Data records
○ ○ ○ ○ ○
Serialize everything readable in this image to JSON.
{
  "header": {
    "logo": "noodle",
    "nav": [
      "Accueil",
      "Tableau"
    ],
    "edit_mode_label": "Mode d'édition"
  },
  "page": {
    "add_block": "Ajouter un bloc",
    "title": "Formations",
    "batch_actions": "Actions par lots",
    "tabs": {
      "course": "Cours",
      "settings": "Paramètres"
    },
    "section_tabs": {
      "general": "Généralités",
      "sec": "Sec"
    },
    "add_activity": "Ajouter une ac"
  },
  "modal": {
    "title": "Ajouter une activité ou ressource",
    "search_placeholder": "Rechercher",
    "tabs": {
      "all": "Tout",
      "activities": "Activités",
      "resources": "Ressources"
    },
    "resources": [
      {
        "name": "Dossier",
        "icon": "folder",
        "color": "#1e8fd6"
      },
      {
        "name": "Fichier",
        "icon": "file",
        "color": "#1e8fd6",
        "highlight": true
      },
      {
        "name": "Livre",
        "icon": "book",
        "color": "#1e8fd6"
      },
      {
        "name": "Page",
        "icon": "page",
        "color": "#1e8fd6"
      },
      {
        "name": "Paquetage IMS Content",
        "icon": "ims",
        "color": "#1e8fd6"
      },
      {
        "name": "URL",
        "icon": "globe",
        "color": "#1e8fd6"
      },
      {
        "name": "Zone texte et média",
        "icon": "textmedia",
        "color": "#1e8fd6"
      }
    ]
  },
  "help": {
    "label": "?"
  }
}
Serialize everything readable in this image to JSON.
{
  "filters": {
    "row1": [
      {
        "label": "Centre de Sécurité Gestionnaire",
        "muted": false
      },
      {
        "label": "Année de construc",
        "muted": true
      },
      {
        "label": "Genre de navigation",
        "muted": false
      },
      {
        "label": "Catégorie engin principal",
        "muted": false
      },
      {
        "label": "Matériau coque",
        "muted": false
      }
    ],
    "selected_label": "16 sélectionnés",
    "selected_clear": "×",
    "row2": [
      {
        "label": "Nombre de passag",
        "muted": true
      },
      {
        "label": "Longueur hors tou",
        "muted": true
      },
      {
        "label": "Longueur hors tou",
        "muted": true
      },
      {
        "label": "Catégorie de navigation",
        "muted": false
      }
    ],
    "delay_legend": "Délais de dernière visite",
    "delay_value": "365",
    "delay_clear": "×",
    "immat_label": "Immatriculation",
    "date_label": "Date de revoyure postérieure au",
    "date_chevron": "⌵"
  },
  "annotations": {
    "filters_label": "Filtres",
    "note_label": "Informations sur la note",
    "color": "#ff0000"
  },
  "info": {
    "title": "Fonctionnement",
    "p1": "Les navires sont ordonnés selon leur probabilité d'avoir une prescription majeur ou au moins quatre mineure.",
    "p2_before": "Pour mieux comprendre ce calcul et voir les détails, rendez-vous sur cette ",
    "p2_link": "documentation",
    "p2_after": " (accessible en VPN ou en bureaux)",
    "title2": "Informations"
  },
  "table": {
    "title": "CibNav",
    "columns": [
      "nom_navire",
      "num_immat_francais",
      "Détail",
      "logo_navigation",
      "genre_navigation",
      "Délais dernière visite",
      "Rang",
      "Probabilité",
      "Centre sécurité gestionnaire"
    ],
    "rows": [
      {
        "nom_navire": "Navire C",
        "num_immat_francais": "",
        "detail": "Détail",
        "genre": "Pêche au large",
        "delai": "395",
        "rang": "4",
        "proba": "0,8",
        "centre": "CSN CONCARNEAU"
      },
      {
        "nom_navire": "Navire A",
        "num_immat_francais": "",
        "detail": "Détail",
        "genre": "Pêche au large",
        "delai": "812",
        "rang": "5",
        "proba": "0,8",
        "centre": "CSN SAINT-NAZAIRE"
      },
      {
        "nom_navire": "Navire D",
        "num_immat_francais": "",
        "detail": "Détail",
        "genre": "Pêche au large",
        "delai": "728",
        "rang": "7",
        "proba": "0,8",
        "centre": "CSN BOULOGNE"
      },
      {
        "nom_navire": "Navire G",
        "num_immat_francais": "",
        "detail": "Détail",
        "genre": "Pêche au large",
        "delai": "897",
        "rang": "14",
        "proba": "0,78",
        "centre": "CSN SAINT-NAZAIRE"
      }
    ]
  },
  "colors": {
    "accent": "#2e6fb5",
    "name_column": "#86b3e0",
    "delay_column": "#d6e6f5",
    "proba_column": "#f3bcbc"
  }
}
○ ○ ○ ○ ○
STATED TASK:
Scan the material above. Return every line containing the string "icon".

EXPECTED ANSWER:
        "icon": "folder",
        "icon": "file",
        "icon": "book",
        "icon": "page",
        "icon": "ims",
        "icon": "globe",
        "icon": "textmedia",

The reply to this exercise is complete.